AIM OF THE TASK: Transcribe the records below exactly, leaving out any pictures.

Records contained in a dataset

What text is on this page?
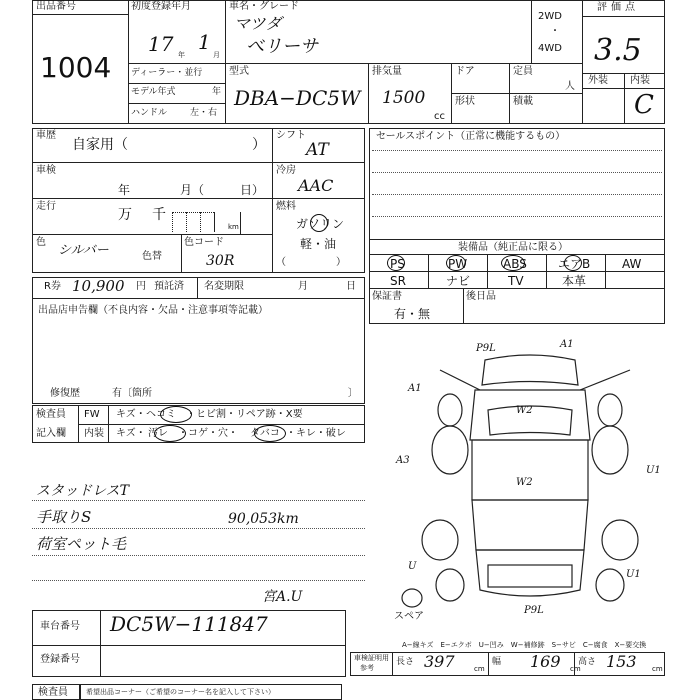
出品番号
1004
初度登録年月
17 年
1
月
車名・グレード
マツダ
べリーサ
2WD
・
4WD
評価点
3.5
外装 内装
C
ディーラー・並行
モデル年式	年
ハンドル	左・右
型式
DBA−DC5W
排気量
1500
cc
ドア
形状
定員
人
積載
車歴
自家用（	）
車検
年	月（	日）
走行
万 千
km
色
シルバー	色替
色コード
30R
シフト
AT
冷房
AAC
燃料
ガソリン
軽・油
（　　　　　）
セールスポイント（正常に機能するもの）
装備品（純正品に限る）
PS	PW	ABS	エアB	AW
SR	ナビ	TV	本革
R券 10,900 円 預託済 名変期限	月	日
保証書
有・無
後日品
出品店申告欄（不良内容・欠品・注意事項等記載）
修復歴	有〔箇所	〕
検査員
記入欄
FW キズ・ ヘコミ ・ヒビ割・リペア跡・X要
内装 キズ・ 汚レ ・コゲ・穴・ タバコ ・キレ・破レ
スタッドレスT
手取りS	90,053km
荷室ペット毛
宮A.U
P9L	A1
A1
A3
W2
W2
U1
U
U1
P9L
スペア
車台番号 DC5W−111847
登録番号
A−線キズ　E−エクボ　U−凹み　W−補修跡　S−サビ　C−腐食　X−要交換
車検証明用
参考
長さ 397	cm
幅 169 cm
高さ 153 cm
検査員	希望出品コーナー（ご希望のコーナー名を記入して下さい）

THE SOLUTION:
What text is on this page?
出品番号
1004
初度登録年月
17 年
1
月
車名・グレード
マツダ
べリーサ
2WD
・
4WD
評価点
3.5
外装 内装
C
ディーラー・並行
モデル年式	年
ハンドル	左・右
型式
DBA−DC5W
排気量
1500
cc
ドア
形状
定員
人
積載
車歴
自家用（	）
車検
年	月（	日）
走行
万 千
km
色
シルバー	色替
色コード
30R
シフト
AT
冷房
AAC
燃料
ガソリン
軽・油
（　　　　　）
セールスポイント（正常に機能するもの）
装備品（純正品に限る）
PS	PW	ABS	エアB	AW
SR	ナビ	TV	本革
R券 10,900 円 預託済 名変期限	月	日
保証書
有・無
後日品
出品店申告欄（不良内容・欠品・注意事項等記載）
修復歴	有〔箇所	〕
検査員
記入欄
FW キズ・ ヘコミ ・ヒビ割・リペア跡・X要
内装 キズ・ 汚レ ・コゲ・穴・ タバコ ・キレ・破レ
スタッドレスT
手取りS	90,053km
荷室ペット毛
宮A.U
P9L	A1
A1
A3
W2
W2
U1
U
U1
P9L
スペア
車台番号 DC5W−111847
登録番号
A−線キズ　E−エクボ　U−凹み　W−補修跡　S−サビ　C−腐食　X−要交換
車検証明用
参考
長さ 397	cm
幅 169 cm
高さ 153 cm
検査員	希望出品コーナー（ご希望のコーナー名を記入して下さい）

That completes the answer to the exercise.